- [Task objective]: Every line of the material is to be repeated exactly as it stands.

- [Information provided]:
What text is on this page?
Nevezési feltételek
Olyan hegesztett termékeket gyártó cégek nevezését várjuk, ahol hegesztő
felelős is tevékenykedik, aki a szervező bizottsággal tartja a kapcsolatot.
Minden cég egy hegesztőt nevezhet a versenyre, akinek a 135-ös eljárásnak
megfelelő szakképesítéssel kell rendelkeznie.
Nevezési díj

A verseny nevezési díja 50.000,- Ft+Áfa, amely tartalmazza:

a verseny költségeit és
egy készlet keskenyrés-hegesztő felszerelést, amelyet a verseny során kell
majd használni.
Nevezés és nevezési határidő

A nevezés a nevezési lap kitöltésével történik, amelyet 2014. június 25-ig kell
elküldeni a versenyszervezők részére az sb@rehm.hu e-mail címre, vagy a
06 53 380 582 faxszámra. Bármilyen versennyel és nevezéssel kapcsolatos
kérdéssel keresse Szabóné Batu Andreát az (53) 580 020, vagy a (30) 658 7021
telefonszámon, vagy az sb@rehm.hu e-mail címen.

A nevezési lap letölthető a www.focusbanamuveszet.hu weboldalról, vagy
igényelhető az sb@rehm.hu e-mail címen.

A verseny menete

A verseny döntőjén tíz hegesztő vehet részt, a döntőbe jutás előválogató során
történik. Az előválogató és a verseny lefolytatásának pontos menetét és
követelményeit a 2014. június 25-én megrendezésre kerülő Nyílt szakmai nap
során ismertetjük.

- [Completed task]:
What text is on this page?
Nevezési feltételek
Olyan hegesztett termékeket gyártó cégek nevezését várjuk, ahol hegesztő
felelős is tevékenykedik, aki a szervező bizottsággal tartja a kapcsolatot.
Minden cég egy hegesztőt nevezhet a versenyre, akinek a 135-ös eljárásnak
megfelelő szakképesítéssel kell rendelkeznie.
Nevezési díj

A verseny nevezési díja 50.000,- Ft+Áfa, amely tartalmazza:

a verseny költségeit és
egy készlet keskenyrés-hegesztő felszerelést, amelyet a verseny során kell
majd használni.
Nevezés és nevezési határidő

A nevezés a nevezési lap kitöltésével történik, amelyet 2014. június 25-ig kell
elküldeni a versenyszervezők részére az sb@rehm.hu e-mail címre, vagy a
06 53 380 582 faxszámra. Bármilyen versennyel és nevezéssel kapcsolatos
kérdéssel keresse Szabóné Batu Andreát az (53) 580 020, vagy a (30) 658 7021
telefonszámon, vagy az sb@rehm.hu e-mail címen.

A nevezési lap letölthető a www.focusbanamuveszet.hu weboldalról, vagy
igényelhető az sb@rehm.hu e-mail címen.

A verseny menete

A verseny döntőjén tíz hegesztő vehet részt, a döntőbe jutás előválogató során
történik. Az előválogató és a verseny lefolytatásának pontos menetét és
követelményeit a 2014. június 25-én megrendezésre kerülő Nyílt szakmai nap
során ismertetjük.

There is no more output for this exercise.